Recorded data
[start]

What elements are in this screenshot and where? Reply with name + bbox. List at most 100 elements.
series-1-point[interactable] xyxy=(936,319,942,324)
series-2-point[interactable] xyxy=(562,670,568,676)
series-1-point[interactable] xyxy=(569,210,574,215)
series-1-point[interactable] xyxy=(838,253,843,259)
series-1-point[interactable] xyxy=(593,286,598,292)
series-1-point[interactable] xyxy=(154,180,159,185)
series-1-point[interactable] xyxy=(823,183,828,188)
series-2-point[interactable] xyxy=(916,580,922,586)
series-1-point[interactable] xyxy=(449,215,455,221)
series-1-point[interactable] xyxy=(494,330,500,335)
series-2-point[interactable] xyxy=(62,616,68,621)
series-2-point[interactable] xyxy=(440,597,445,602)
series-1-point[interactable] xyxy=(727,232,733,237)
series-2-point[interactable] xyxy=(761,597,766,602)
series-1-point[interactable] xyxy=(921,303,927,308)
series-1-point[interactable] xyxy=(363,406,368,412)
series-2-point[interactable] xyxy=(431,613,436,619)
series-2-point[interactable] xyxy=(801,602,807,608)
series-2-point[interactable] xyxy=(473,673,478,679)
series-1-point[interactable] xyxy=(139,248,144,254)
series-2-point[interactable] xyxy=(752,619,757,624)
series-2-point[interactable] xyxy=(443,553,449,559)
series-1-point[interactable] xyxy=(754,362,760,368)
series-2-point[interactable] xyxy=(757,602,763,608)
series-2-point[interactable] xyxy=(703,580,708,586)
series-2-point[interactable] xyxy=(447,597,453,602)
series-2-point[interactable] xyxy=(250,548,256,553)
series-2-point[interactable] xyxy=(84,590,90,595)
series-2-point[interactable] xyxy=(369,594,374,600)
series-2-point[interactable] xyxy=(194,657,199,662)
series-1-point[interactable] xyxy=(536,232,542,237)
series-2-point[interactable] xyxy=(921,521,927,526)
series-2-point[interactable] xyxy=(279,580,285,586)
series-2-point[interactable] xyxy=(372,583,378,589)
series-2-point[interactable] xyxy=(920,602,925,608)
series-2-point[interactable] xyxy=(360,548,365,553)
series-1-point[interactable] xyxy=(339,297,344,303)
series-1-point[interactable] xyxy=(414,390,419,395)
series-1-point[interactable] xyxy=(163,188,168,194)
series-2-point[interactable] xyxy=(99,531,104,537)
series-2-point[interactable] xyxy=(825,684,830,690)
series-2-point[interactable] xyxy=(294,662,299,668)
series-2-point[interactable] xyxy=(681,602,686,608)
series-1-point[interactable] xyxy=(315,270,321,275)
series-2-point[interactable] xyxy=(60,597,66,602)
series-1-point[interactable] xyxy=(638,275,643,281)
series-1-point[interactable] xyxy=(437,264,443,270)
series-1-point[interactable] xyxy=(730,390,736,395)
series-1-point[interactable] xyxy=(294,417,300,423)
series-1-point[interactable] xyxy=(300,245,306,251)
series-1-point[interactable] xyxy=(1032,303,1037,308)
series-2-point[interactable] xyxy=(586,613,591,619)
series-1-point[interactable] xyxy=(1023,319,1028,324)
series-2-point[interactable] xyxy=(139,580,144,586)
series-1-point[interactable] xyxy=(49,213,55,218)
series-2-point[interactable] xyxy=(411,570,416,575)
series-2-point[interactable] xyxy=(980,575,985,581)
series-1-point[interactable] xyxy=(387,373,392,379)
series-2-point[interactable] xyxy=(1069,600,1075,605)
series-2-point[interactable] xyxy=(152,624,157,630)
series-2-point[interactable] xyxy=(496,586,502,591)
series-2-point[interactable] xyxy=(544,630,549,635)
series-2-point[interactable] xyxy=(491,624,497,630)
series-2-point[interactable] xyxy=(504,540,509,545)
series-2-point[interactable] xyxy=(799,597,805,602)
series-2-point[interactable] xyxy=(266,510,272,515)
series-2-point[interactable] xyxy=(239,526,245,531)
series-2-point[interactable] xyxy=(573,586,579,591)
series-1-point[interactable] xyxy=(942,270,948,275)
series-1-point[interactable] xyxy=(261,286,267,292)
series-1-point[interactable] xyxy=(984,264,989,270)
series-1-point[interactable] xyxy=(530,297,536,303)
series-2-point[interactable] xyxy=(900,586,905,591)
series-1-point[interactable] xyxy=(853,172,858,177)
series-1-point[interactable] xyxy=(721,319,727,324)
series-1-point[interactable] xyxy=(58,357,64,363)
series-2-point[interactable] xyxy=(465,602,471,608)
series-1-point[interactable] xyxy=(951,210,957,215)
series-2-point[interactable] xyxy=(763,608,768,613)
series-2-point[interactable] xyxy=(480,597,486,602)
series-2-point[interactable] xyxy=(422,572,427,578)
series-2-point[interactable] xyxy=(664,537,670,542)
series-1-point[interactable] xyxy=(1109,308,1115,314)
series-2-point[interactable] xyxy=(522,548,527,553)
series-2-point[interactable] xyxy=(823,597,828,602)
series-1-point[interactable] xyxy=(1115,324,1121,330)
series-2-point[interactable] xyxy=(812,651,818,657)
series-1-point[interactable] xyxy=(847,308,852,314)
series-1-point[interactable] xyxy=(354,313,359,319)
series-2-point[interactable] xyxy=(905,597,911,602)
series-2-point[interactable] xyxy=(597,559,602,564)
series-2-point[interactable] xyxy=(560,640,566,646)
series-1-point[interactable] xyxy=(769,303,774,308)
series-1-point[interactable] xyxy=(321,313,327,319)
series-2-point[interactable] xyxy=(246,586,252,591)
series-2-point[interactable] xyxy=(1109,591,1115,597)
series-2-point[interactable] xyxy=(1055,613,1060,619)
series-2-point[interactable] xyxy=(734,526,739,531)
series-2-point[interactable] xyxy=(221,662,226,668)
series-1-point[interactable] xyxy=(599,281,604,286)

[end]

EXERCISE
In the lines above, swap every "series-2-point" for "series-B-point" and leave everything else as it is.

RESPONSE TO THIS TASK
What elements are in this screenshot and where? Reply with name + bbox. List at most 100 elements.
series-1-point[interactable] xyxy=(936,319,942,324)
series-B-point[interactable] xyxy=(562,670,568,676)
series-1-point[interactable] xyxy=(569,210,574,215)
series-1-point[interactable] xyxy=(838,253,843,259)
series-1-point[interactable] xyxy=(593,286,598,292)
series-1-point[interactable] xyxy=(154,180,159,185)
series-1-point[interactable] xyxy=(823,183,828,188)
series-B-point[interactable] xyxy=(916,580,922,586)
series-1-point[interactable] xyxy=(449,215,455,221)
series-1-point[interactable] xyxy=(494,330,500,335)
series-B-point[interactable] xyxy=(62,616,68,621)
series-B-point[interactable] xyxy=(440,597,445,602)
series-1-point[interactable] xyxy=(727,232,733,237)
series-B-point[interactable] xyxy=(761,597,766,602)
series-1-point[interactable] xyxy=(921,303,927,308)
series-1-point[interactable] xyxy=(363,406,368,412)
series-B-point[interactable] xyxy=(431,613,436,619)
series-B-point[interactable] xyxy=(801,602,807,608)
series-B-point[interactable] xyxy=(473,673,478,679)
series-1-point[interactable] xyxy=(139,248,144,254)
series-B-point[interactable] xyxy=(752,619,757,624)
series-B-point[interactable] xyxy=(443,553,449,559)
series-1-point[interactable] xyxy=(754,362,760,368)
series-B-point[interactable] xyxy=(757,602,763,608)
series-B-point[interactable] xyxy=(703,580,708,586)
series-B-point[interactable] xyxy=(447,597,453,602)
series-B-point[interactable] xyxy=(250,548,256,553)
series-B-point[interactable] xyxy=(84,590,90,595)
series-B-point[interactable] xyxy=(369,594,374,600)
series-B-point[interactable] xyxy=(194,657,199,662)
series-1-point[interactable] xyxy=(536,232,542,237)
series-B-point[interactable] xyxy=(921,521,927,526)
series-B-point[interactable] xyxy=(279,580,285,586)
series-B-point[interactable] xyxy=(372,583,378,589)
series-B-point[interactable] xyxy=(920,602,925,608)
series-B-point[interactable] xyxy=(360,548,365,553)
series-1-point[interactable] xyxy=(339,297,344,303)
series-1-point[interactable] xyxy=(414,390,419,395)
series-1-point[interactable] xyxy=(163,188,168,194)
series-B-point[interactable] xyxy=(99,531,104,537)
series-B-point[interactable] xyxy=(825,684,830,690)
series-B-point[interactable] xyxy=(294,662,299,668)
series-B-point[interactable] xyxy=(681,602,686,608)
series-1-point[interactable] xyxy=(315,270,321,275)
series-B-point[interactable] xyxy=(60,597,66,602)
series-1-point[interactable] xyxy=(638,275,643,281)
series-1-point[interactable] xyxy=(437,264,443,270)
series-1-point[interactable] xyxy=(730,390,736,395)
series-1-point[interactable] xyxy=(294,417,300,423)
series-1-point[interactable] xyxy=(300,245,306,251)
series-1-point[interactable] xyxy=(1032,303,1037,308)
series-B-point[interactable] xyxy=(586,613,591,619)
series-1-point[interactable] xyxy=(1023,319,1028,324)
series-B-point[interactable] xyxy=(139,580,144,586)
series-1-point[interactable] xyxy=(49,213,55,218)
series-B-point[interactable] xyxy=(411,570,416,575)
series-B-point[interactable] xyxy=(980,575,985,581)
series-1-point[interactable] xyxy=(387,373,392,379)
series-B-point[interactable] xyxy=(1069,600,1075,605)
series-B-point[interactable] xyxy=(152,624,157,630)
series-B-point[interactable] xyxy=(496,586,502,591)
series-B-point[interactable] xyxy=(544,630,549,635)
series-B-point[interactable] xyxy=(491,624,497,630)
series-B-point[interactable] xyxy=(504,540,509,545)
series-B-point[interactable] xyxy=(799,597,805,602)
series-B-point[interactable] xyxy=(266,510,272,515)
series-B-point[interactable] xyxy=(239,526,245,531)
series-B-point[interactable] xyxy=(573,586,579,591)
series-1-point[interactable] xyxy=(942,270,948,275)
series-1-point[interactable] xyxy=(261,286,267,292)
series-1-point[interactable] xyxy=(984,264,989,270)
series-1-point[interactable] xyxy=(530,297,536,303)
series-B-point[interactable] xyxy=(900,586,905,591)
series-1-point[interactable] xyxy=(853,172,858,177)
series-1-point[interactable] xyxy=(721,319,727,324)
series-1-point[interactable] xyxy=(58,357,64,363)
series-B-point[interactable] xyxy=(465,602,471,608)
series-1-point[interactable] xyxy=(951,210,957,215)
series-B-point[interactable] xyxy=(763,608,768,613)
series-B-point[interactable] xyxy=(480,597,486,602)
series-B-point[interactable] xyxy=(422,572,427,578)
series-B-point[interactable] xyxy=(664,537,670,542)
series-1-point[interactable] xyxy=(1109,308,1115,314)
series-B-point[interactable] xyxy=(522,548,527,553)
series-B-point[interactable] xyxy=(823,597,828,602)
series-1-point[interactable] xyxy=(1115,324,1121,330)
series-B-point[interactable] xyxy=(812,651,818,657)
series-1-point[interactable] xyxy=(847,308,852,314)
series-1-point[interactable] xyxy=(354,313,359,319)
series-B-point[interactable] xyxy=(905,597,911,602)
series-B-point[interactable] xyxy=(597,559,602,564)
series-B-point[interactable] xyxy=(560,640,566,646)
series-1-point[interactable] xyxy=(769,303,774,308)
series-1-point[interactable] xyxy=(321,313,327,319)
series-B-point[interactable] xyxy=(246,586,252,591)
series-B-point[interactable] xyxy=(1109,591,1115,597)
series-B-point[interactable] xyxy=(1055,613,1060,619)
series-B-point[interactable] xyxy=(734,526,739,531)
series-B-point[interactable] xyxy=(221,662,226,668)
series-1-point[interactable] xyxy=(599,281,604,286)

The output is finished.